#### EXTRAIT CHOISI
Les médias ne jouent pas assez leur rôle
Créée en 1994, l’Organisation panafricaine de lutte contre le sida (Opals-Maroc) a son siège à Rabat. Depuis avril 2005, la princesse Lalla Amina est sa présidente d’honneur. Son objectif principal est la lutte contre les infections sexuellement transmissibles (IST), dont le sida, suivant trois volets : la prévention, l’action communautaire et la prise en charge médicale et psychosociale des personnes atteintes des IST/sida.
LVE : Quels sont vos moyens de lutte contre le sida ?
Entre autres instruments, nous avons créé des centres de traitement ambulatoire (CTA), o๠l’on assure des consultations de vénérologie, le dépistage anonyme du VIH, l’accompagnement des malades tout au long de leur traitement et leur soutien psychologique. Nous avons par ailleurs un programme de prévention destiné spécialement aux jeunes et aux femmes. Il y a deux ans, on a recensé entre 16 000 et 20 000 cas de séropositivité, dont 1 793 cas de maladie déclarée.
Aujourd’hui, nous avons créé plus de centres de dépistage à travers le Maroc et rapproché nos services de la population, ce qui facilitera et encouragera les gens à venir faire le dépistage, ce qui permettra de procéder à des estimations selon les normes internationales.
Ne croyez-vous pas que le chiffre annoncé est en deçà de la réalité ?
Impossible de connaà®tre exactement le nombre de malades atteints par le VIH. On a avancé le chiffre de 16 000 à 20 000 mais il est hors de doute que les porteurs de virus sont plus nombreux. De nombreuses personnes porteuses du virus ne le savent pas. Ce chiffre doit donc être revu à la hausse.
########
#### EXTRAITS DE DONNÉES
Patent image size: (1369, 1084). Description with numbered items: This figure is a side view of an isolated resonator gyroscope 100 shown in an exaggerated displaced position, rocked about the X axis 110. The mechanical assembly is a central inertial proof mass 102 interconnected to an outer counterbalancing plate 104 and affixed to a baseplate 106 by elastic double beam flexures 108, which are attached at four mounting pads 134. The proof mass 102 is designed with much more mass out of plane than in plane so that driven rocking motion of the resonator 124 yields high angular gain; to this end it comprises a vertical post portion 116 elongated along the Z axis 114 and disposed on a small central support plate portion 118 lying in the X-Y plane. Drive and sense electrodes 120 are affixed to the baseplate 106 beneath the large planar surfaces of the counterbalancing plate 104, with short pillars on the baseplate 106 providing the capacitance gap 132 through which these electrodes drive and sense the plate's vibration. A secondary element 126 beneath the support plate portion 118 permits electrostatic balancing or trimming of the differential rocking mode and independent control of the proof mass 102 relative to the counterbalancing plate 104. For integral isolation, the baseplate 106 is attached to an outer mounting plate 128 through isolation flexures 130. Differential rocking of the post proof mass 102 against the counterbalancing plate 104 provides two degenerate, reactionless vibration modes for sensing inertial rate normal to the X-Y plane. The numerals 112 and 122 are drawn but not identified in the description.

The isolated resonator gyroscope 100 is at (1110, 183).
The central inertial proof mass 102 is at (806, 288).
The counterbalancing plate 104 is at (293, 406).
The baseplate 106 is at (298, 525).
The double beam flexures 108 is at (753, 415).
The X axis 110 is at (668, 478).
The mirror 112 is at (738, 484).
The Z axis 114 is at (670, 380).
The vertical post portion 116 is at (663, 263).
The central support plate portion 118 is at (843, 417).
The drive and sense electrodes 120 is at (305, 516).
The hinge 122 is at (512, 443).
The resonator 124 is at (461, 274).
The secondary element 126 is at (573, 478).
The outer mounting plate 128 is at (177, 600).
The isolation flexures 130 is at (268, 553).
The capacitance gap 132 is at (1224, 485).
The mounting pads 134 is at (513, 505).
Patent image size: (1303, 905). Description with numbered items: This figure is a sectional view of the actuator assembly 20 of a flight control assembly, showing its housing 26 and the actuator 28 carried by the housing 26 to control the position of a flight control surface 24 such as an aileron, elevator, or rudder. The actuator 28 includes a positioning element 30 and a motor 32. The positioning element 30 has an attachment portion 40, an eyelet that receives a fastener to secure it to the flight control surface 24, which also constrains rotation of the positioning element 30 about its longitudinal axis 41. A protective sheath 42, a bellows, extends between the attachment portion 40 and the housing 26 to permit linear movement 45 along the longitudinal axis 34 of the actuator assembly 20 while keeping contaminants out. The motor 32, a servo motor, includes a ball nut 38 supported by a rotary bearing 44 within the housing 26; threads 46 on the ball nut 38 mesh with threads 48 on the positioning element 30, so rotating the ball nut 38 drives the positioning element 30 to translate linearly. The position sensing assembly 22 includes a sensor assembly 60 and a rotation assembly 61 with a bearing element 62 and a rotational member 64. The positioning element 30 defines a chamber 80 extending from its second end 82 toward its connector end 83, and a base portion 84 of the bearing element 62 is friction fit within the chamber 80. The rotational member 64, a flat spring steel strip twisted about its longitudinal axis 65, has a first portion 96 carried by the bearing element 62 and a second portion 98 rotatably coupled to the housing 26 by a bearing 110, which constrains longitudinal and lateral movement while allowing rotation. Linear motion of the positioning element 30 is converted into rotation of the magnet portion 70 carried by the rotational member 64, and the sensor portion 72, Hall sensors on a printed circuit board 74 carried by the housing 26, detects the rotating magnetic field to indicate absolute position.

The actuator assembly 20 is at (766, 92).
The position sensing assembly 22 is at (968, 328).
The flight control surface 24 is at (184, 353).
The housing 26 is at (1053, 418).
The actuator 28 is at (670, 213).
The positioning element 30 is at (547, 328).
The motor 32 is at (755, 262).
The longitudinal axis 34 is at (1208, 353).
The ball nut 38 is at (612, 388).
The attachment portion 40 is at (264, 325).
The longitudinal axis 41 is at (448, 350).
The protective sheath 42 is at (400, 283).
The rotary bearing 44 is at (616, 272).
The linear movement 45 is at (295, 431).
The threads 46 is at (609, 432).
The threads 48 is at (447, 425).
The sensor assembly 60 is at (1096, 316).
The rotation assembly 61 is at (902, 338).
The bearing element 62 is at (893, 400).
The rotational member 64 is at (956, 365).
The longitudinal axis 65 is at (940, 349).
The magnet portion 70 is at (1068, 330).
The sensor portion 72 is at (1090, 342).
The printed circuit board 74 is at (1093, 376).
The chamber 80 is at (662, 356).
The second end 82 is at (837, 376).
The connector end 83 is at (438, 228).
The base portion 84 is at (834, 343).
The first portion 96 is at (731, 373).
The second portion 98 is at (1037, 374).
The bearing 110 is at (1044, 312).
########
**SÉRIE D'EXERCICES**.
a - Reproduisez à l'identique le passage de l'entretien sur la lutte contre le sida qui commence par "Impossible de connaà®tre" et se poursuit jusqu'à "à la hausse.".
b - Répondez aux questions suivantes à partir de l'entretien sur la lutte contre le sida :
(i) En quelle année l'Opals-Maroc a-t-elle été créée ?
(ii) Depuis quand la princesse Lalla Amina en est-elle la présidente d'honneur ?
(iii) Combien de cas de maladie déclarée ont été recensés il y a deux ans ?
c - Rédigez la suite de l'entretien sur la lutte contre le sida, à partir de la dernière phrase.
La liste n'a aucun lien avec l'entretien sur la lutte contre le sida.

**RÉPONSES FOURNIES**.
a -
Impossible de connaà®tre exactement le nombre de malades atteints par le VIH. On a avancé le chiffre de 16 000 à 20 000 mais il est hors de doute que les porteurs de virus sont plus nombreux. De nombreuses personnes porteuses du virus ne le savent pas. Ce chiffre doit donc être revu à la hausse.

b -
(i) En 1994.
(ii) Depuis avril 2005.
(iii) 1 793 cas.

c -
Les médias jouent-ils, à votre avis, le rôle qui doit être le leur dans la sensibilisation ?
Les médias doivent jouer un rôle beaucoup plus important qu’ils ne le font actuellement et ne doivent pas se contenter de le faire le 1er décembre, Journée mondiale de lutte contre le sida. C’est un fléau qui provoque des dégâts tous les jours, la sensibilisation et la prévention doivent être une préoccupation quotidienne. Tout seuls, les médecins sont désarmés. La prévention est fondée sur une bonne information et éducation. Les médecins doivent donner de la matière mais c’est aux médias de tirer la sonnette d’alarme. La télévision, notamment, est appelée à faire une mobilisation constante. La population marocaine est très jeune et les contaminations sont un danger réel en raison de l’inconscience des gens. Les Marocains sous-estiment la gravité du fléau et c’est une erreur impardonnable. Il ne faut donc pas s’arrêter de sensibiliser.
Un conseil pour éviter le piège du sida…
Tant sur le plan national qu’international, il faut prendre les choses très au sérieux. La situation est grave. Il y a des comportements incohérents et inconscients, y compris de la part des intellectuels. L’utilisation du préservatif est loin d’être pour eux un réflexe. Ils courent des risques et en font courir à leurs partenaires. Beaucoup de femmes ont été contaminées par leur conjoint. Et la proportion de femmes atteintes va grandissant. L’utilisation du préservatif dépend du bon vouloir de l’homme et c’est la femme qui en fait les frais. Résultat : le mariage ne préserve pas à 100 % contre le sida. Ce dernier n’est pas uniquement une affaire médicale, l’action isolée de quelques associations n’est pas suffisante. Nous avons un réseau d’ONG marocaines de lutte contre le sida (ROMS), fort maintenant de 28 associations opérant chacune dans son domaine. Le but est de susciter une grande mobilisation. Actuellement, le sida n’est plus considéré comme un simple problème de santé publique, mais c’est un problème de respect des droits de l’homme. Il a d’autres implications, qui dépassent le médical. Les Marocains ont donc droit à une information juste, ils ont droit à la prévention. C’est aussi un problème politique qui suppose une mobilisation nationale de l’Etat, voire un problème religieux, et les religieux doivent parler le même langage que nous.